-- begin --
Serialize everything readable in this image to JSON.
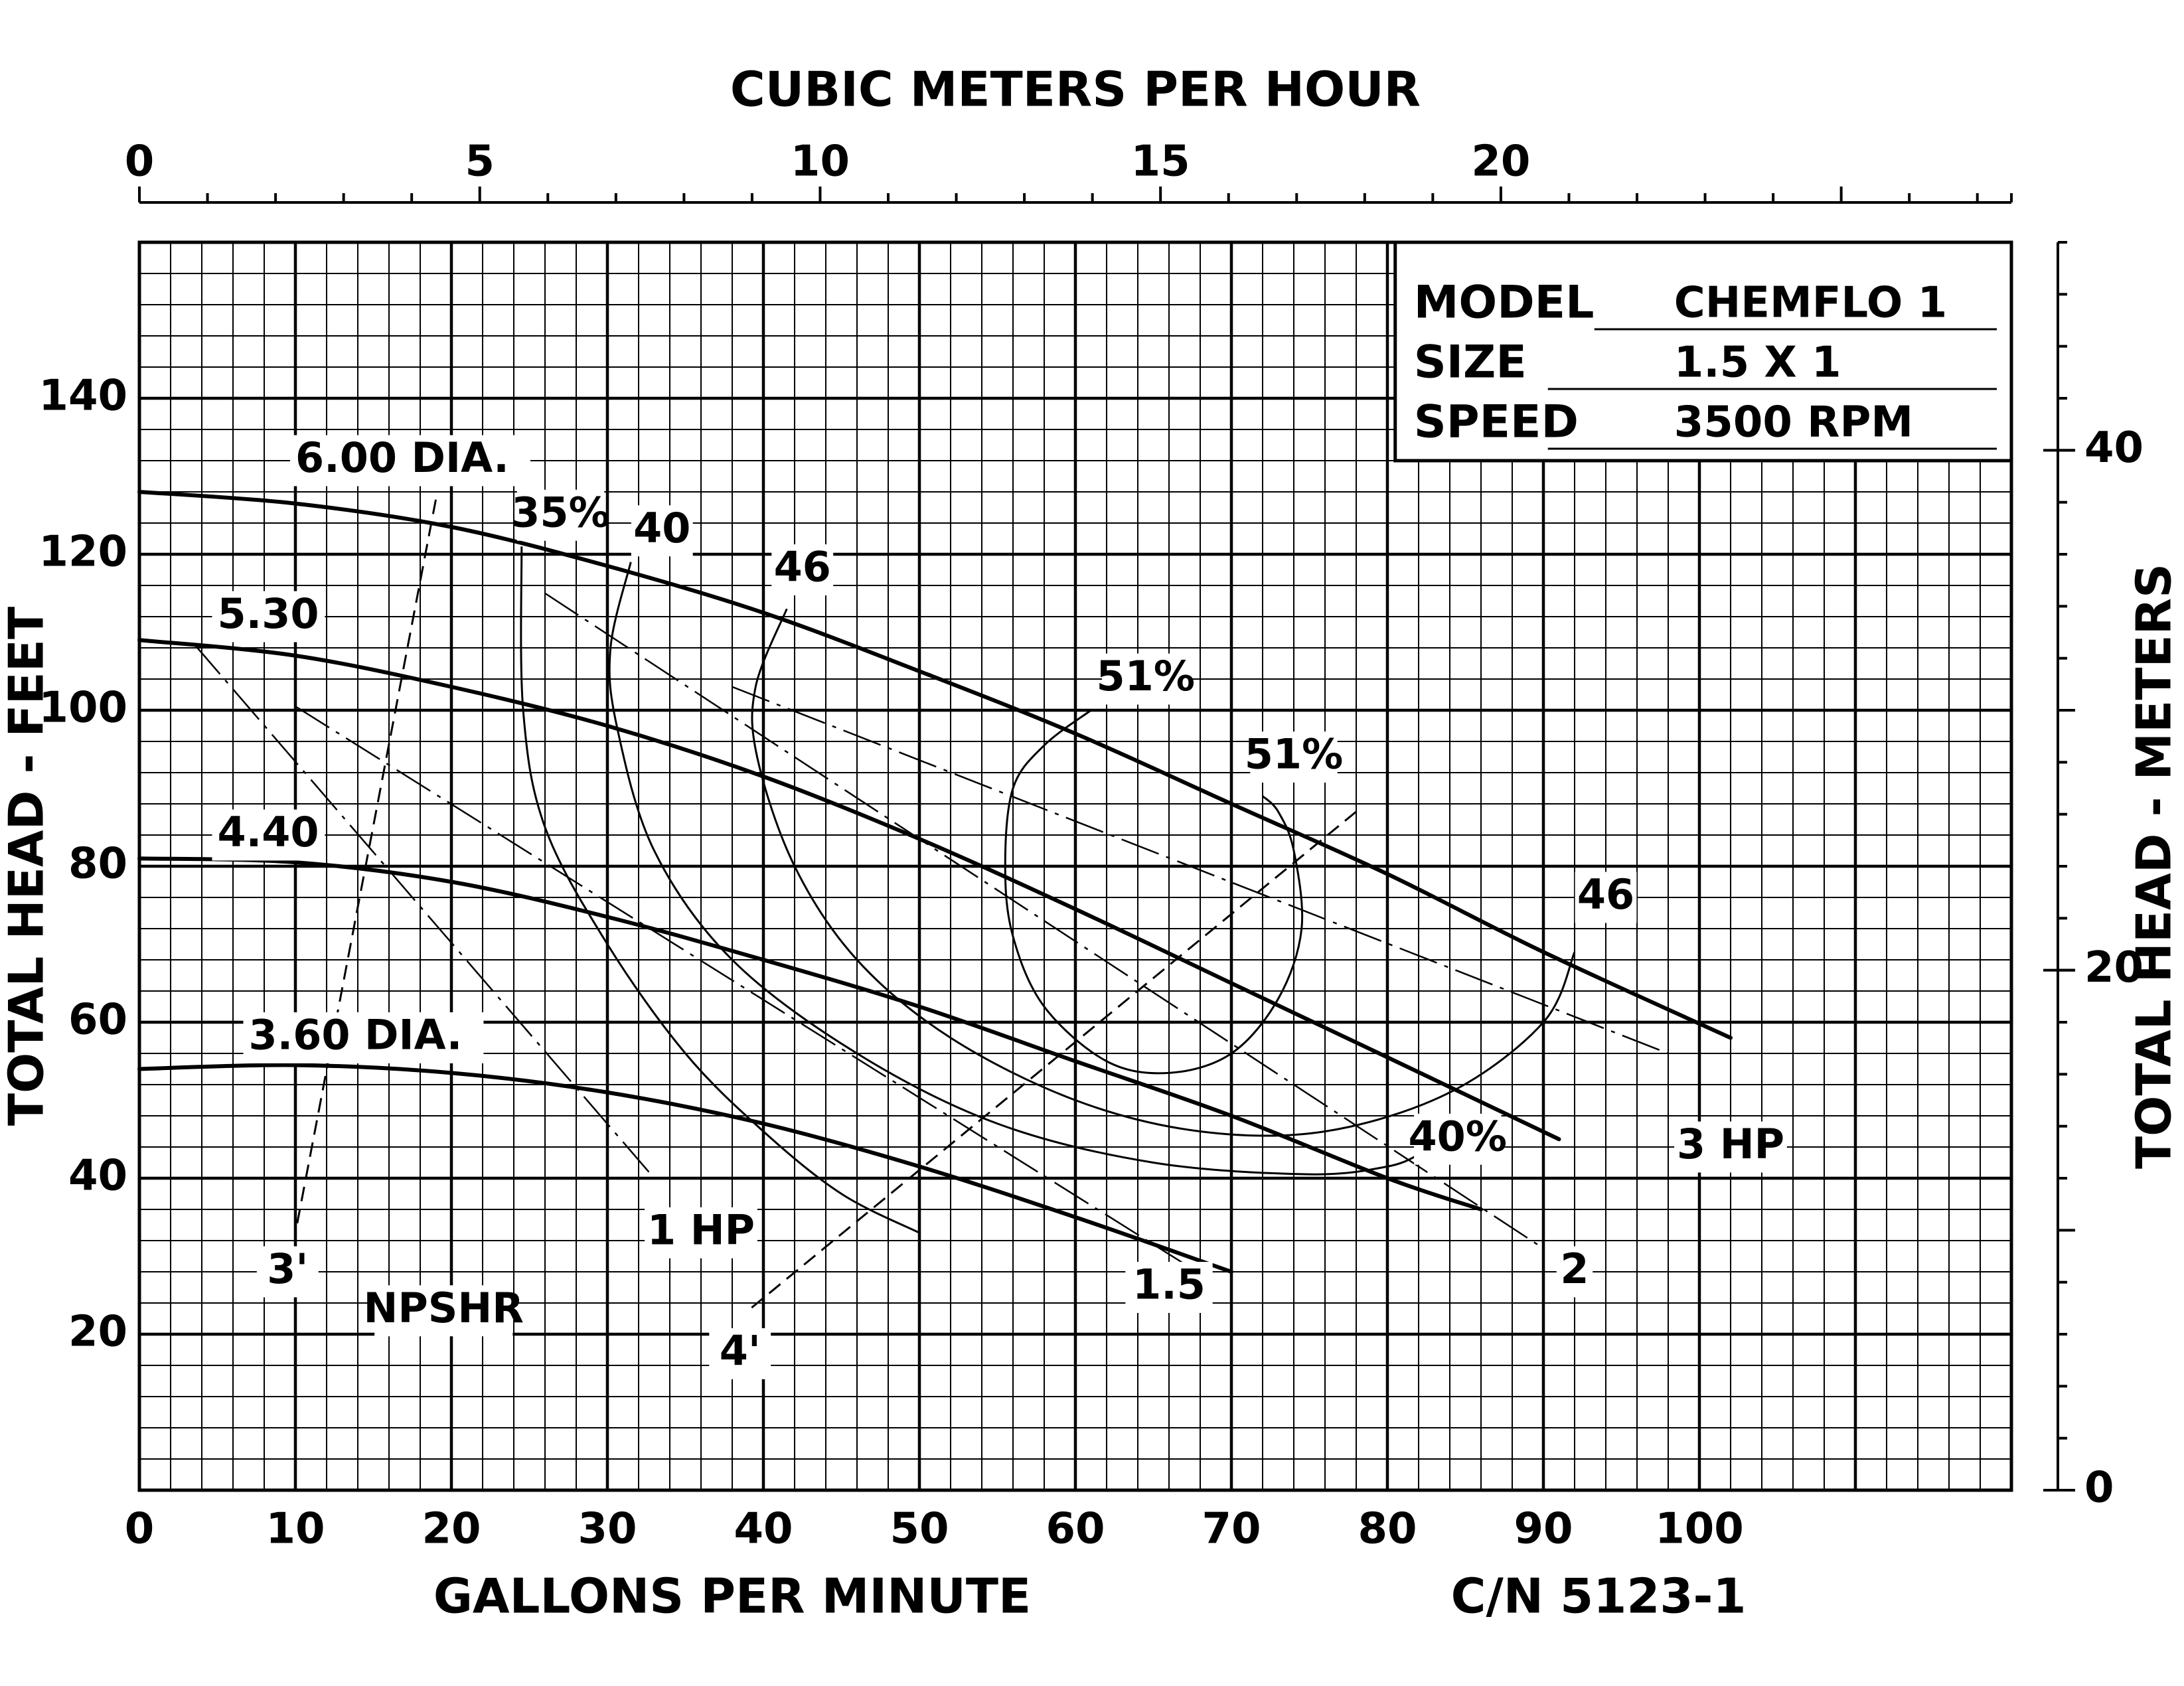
{
  "chart_data": {
    "type": "line",
    "title": "",
    "top_axis": {
      "label": "CUBIC METERS PER HOUR",
      "range": [
        0,
        27.5
      ],
      "ticks": [
        0,
        5,
        10,
        15,
        20
      ]
    },
    "bottom_axis": {
      "label": "GALLONS PER MINUTE",
      "range": [
        0,
        120
      ],
      "ticks": [
        0,
        10,
        20,
        30,
        40,
        50,
        60,
        70,
        80,
        90,
        100
      ]
    },
    "left_axis": {
      "label": "TOTAL HEAD - FEET",
      "range": [
        0,
        160
      ],
      "ticks": [
        20,
        40,
        60,
        80,
        100,
        120,
        140
      ]
    },
    "right_axis": {
      "label": "TOTAL HEAD - METERS",
      "range": [
        0,
        48
      ],
      "ticks": [
        0,
        20,
        40
      ]
    },
    "grid": true,
    "info_box": {
      "rows": [
        {
          "key": "MODEL",
          "value": "CHEMFLO 1"
        },
        {
          "key": "SIZE",
          "value": "1.5 X 1"
        },
        {
          "key": "SPEED",
          "value": "3500 RPM"
        }
      ]
    },
    "catalog_number": "C/N 5123-1",
    "series": [
      {
        "name": "6.00 DIA.",
        "kind": "head",
        "x": [
          0,
          10,
          20,
          30,
          40,
          50,
          60,
          70,
          80,
          90,
          102
        ],
        "y": [
          128,
          126.5,
          123.5,
          118.5,
          112.5,
          105,
          97,
          88,
          79,
          69,
          58
        ]
      },
      {
        "name": "5.30",
        "kind": "head",
        "x": [
          0,
          10,
          20,
          30,
          40,
          50,
          60,
          70,
          80,
          91
        ],
        "y": [
          109,
          107,
          103,
          98,
          91.5,
          83.5,
          74.5,
          65,
          55.5,
          45
        ]
      },
      {
        "name": "4.40",
        "kind": "head",
        "x": [
          0,
          10,
          20,
          30,
          40,
          50,
          60,
          70,
          80,
          86
        ],
        "y": [
          81,
          80.5,
          78,
          73.5,
          68,
          62,
          55,
          48,
          40,
          36
        ]
      },
      {
        "name": "3.60 DIA.",
        "kind": "head",
        "x": [
          0,
          10,
          20,
          30,
          40,
          50,
          60,
          70
        ],
        "y": [
          54,
          54.5,
          53.5,
          51,
          47,
          41.5,
          35,
          28
        ]
      }
    ],
    "efficiency_curves": [
      {
        "label": "35%",
        "x": [
          24.5,
          24.6,
          26,
          30,
          35,
          40,
          45,
          50
        ],
        "y": [
          121,
          100,
          85,
          70,
          56,
          46,
          38,
          33
        ]
      },
      {
        "label": "40",
        "x": [
          31.5,
          30.2,
          30.6,
          33,
          38,
          46,
          55,
          65,
          75,
          80,
          82
        ],
        "y": [
          119,
          108,
          98,
          82,
          68,
          56,
          47,
          42,
          40.5,
          41.5,
          43
        ]
      },
      {
        "label": "46",
        "x": [
          41.5,
          39.5,
          39.6,
          42,
          46,
          52,
          60,
          68,
          76,
          84,
          90,
          92
        ],
        "y": [
          113,
          103,
          94,
          80,
          68,
          58,
          50,
          46,
          46,
          51,
          60,
          69
        ]
      },
      {
        "label": "51%",
        "x": [
          61,
          58,
          56,
          55.5,
          56,
          58,
          62,
          66,
          70,
          73,
          74.5,
          74,
          73,
          72
        ],
        "y": [
          100,
          95.5,
          90,
          80,
          71,
          62,
          55,
          53.5,
          56,
          63,
          72,
          82,
          87,
          89
        ]
      }
    ],
    "efficiency_labels": [
      {
        "text": "35%",
        "x": 27,
        "y": 125
      },
      {
        "text": "40",
        "x": 33.5,
        "y": 123
      },
      {
        "text": "46",
        "x": 42.5,
        "y": 118
      },
      {
        "text": "51%",
        "x": 64.5,
        "y": 104
      },
      {
        "text": "51%",
        "x": 74,
        "y": 94
      },
      {
        "text": "46",
        "x": 94,
        "y": 76
      },
      {
        "text": "40%",
        "x": 84.5,
        "y": 45
      }
    ],
    "power_lines": [
      {
        "label": "1 HP",
        "from": [
          3.5,
          108.5
        ],
        "to": [
          33,
          40
        ],
        "label_at": [
          36,
          33
        ]
      },
      {
        "label": "1.5",
        "from": [
          10,
          100.5
        ],
        "to": [
          67,
          29
        ],
        "label_at": [
          66,
          26
        ]
      },
      {
        "label": "2",
        "from": [
          26,
          115
        ],
        "to": [
          90,
          31
        ],
        "label_at": [
          92,
          28
        ]
      },
      {
        "label": "3 HP",
        "from": [
          38,
          103
        ],
        "to": [
          98,
          56
        ],
        "label_at": [
          102,
          44
        ]
      }
    ],
    "npshr_lines": [
      {
        "label": "3'",
        "from": [
          19,
          127
        ],
        "to": [
          10,
          33
        ],
        "label_at": [
          9.5,
          28
        ]
      },
      {
        "label": "4'",
        "from": [
          78,
          87
        ],
        "to": [
          39,
          23
        ],
        "label_at": [
          38.5,
          17.5
        ]
      }
    ],
    "npshr_label": "NPSHR",
    "head_curve_labels": [
      {
        "text": "6.00 DIA.",
        "x": 10,
        "y": 132
      },
      {
        "text": "5.30",
        "x": 5,
        "y": 112
      },
      {
        "text": "4.40",
        "x": 5,
        "y": 84
      },
      {
        "text": "3.60 DIA.",
        "x": 7,
        "y": 58
      }
    ]
  }
}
-- end --
▸ Exercise brief
From the material above, copy everything exactly but the pictures.

▸ Result of this task
Serialize everything readable in this image to JSON.
{
  "chart_data": {
    "type": "line",
    "title": "",
    "top_axis": {
      "label": "CUBIC METERS PER HOUR",
      "range": [
        0,
        27.5
      ],
      "ticks": [
        0,
        5,
        10,
        15,
        20
      ]
    },
    "bottom_axis": {
      "label": "GALLONS PER MINUTE",
      "range": [
        0,
        120
      ],
      "ticks": [
        0,
        10,
        20,
        30,
        40,
        50,
        60,
        70,
        80,
        90,
        100
      ]
    },
    "left_axis": {
      "label": "TOTAL HEAD - FEET",
      "range": [
        0,
        160
      ],
      "ticks": [
        20,
        40,
        60,
        80,
        100,
        120,
        140
      ]
    },
    "right_axis": {
      "label": "TOTAL HEAD - METERS",
      "range": [
        0,
        48
      ],
      "ticks": [
        0,
        20,
        40
      ]
    },
    "grid": true,
    "info_box": {
      "rows": [
        {
          "key": "MODEL",
          "value": "CHEMFLO 1"
        },
        {
          "key": "SIZE",
          "value": "1.5 X 1"
        },
        {
          "key": "SPEED",
          "value": "3500 RPM"
        }
      ]
    },
    "catalog_number": "C/N 5123-1",
    "series": [
      {
        "name": "6.00 DIA.",
        "kind": "head",
        "x": [
          0,
          10,
          20,
          30,
          40,
          50,
          60,
          70,
          80,
          90,
          102
        ],
        "y": [
          128,
          126.5,
          123.5,
          118.5,
          112.5,
          105,
          97,
          88,
          79,
          69,
          58
        ]
      },
      {
        "name": "5.30",
        "kind": "head",
        "x": [
          0,
          10,
          20,
          30,
          40,
          50,
          60,
          70,
          80,
          91
        ],
        "y": [
          109,
          107,
          103,
          98,
          91.5,
          83.5,
          74.5,
          65,
          55.5,
          45
        ]
      },
      {
        "name": "4.40",
        "kind": "head",
        "x": [
          0,
          10,
          20,
          30,
          40,
          50,
          60,
          70,
          80,
          86
        ],
        "y": [
          81,
          80.5,
          78,
          73.5,
          68,
          62,
          55,
          48,
          40,
          36
        ]
      },
      {
        "name": "3.60 DIA.",
        "kind": "head",
        "x": [
          0,
          10,
          20,
          30,
          40,
          50,
          60,
          70
        ],
        "y": [
          54,
          54.5,
          53.5,
          51,
          47,
          41.5,
          35,
          28
        ]
      }
    ],
    "efficiency_curves": [
      {
        "label": "35%",
        "x": [
          24.5,
          24.6,
          26,
          30,
          35,
          40,
          45,
          50
        ],
        "y": [
          121,
          100,
          85,
          70,
          56,
          46,
          38,
          33
        ]
      },
      {
        "label": "40",
        "x": [
          31.5,
          30.2,
          30.6,
          33,
          38,
          46,
          55,
          65,
          75,
          80,
          82
        ],
        "y": [
          119,
          108,
          98,
          82,
          68,
          56,
          47,
          42,
          40.5,
          41.5,
          43
        ]
      },
      {
        "label": "46",
        "x": [
          41.5,
          39.5,
          39.6,
          42,
          46,
          52,
          60,
          68,
          76,
          84,
          90,
          92
        ],
        "y": [
          113,
          103,
          94,
          80,
          68,
          58,
          50,
          46,
          46,
          51,
          60,
          69
        ]
      },
      {
        "label": "51%",
        "x": [
          61,
          58,
          56,
          55.5,
          56,
          58,
          62,
          66,
          70,
          73,
          74.5,
          74,
          73,
          72
        ],
        "y": [
          100,
          95.5,
          90,
          80,
          71,
          62,
          55,
          53.5,
          56,
          63,
          72,
          82,
          87,
          89
        ]
      }
    ],
    "efficiency_labels": [
      {
        "text": "35%",
        "x": 27,
        "y": 125
      },
      {
        "text": "40",
        "x": 33.5,
        "y": 123
      },
      {
        "text": "46",
        "x": 42.5,
        "y": 118
      },
      {
        "text": "51%",
        "x": 64.5,
        "y": 104
      },
      {
        "text": "51%",
        "x": 74,
        "y": 94
      },
      {
        "text": "46",
        "x": 94,
        "y": 76
      },
      {
        "text": "40%",
        "x": 84.5,
        "y": 45
      }
    ],
    "power_lines": [
      {
        "label": "1 HP",
        "from": [
          3.5,
          108.5
        ],
        "to": [
          33,
          40
        ],
        "label_at": [
          36,
          33
        ]
      },
      {
        "label": "1.5",
        "from": [
          10,
          100.5
        ],
        "to": [
          67,
          29
        ],
        "label_at": [
          66,
          26
        ]
      },
      {
        "label": "2",
        "from": [
          26,
          115
        ],
        "to": [
          90,
          31
        ],
        "label_at": [
          92,
          28
        ]
      },
      {
        "label": "3 HP",
        "from": [
          38,
          103
        ],
        "to": [
          98,
          56
        ],
        "label_at": [
          102,
          44
        ]
      }
    ],
    "npshr_lines": [
      {
        "label": "3'",
        "from": [
          19,
          127
        ],
        "to": [
          10,
          33
        ],
        "label_at": [
          9.5,
          28
        ]
      },
      {
        "label": "4'",
        "from": [
          78,
          87
        ],
        "to": [
          39,
          23
        ],
        "label_at": [
          38.5,
          17.5
        ]
      }
    ],
    "npshr_label": "NPSHR",
    "head_curve_labels": [
      {
        "text": "6.00 DIA.",
        "x": 10,
        "y": 132
      },
      {
        "text": "5.30",
        "x": 5,
        "y": 112
      },
      {
        "text": "4.40",
        "x": 5,
        "y": 84
      },
      {
        "text": "3.60 DIA.",
        "x": 7,
        "y": 58
      }
    ]
  }
}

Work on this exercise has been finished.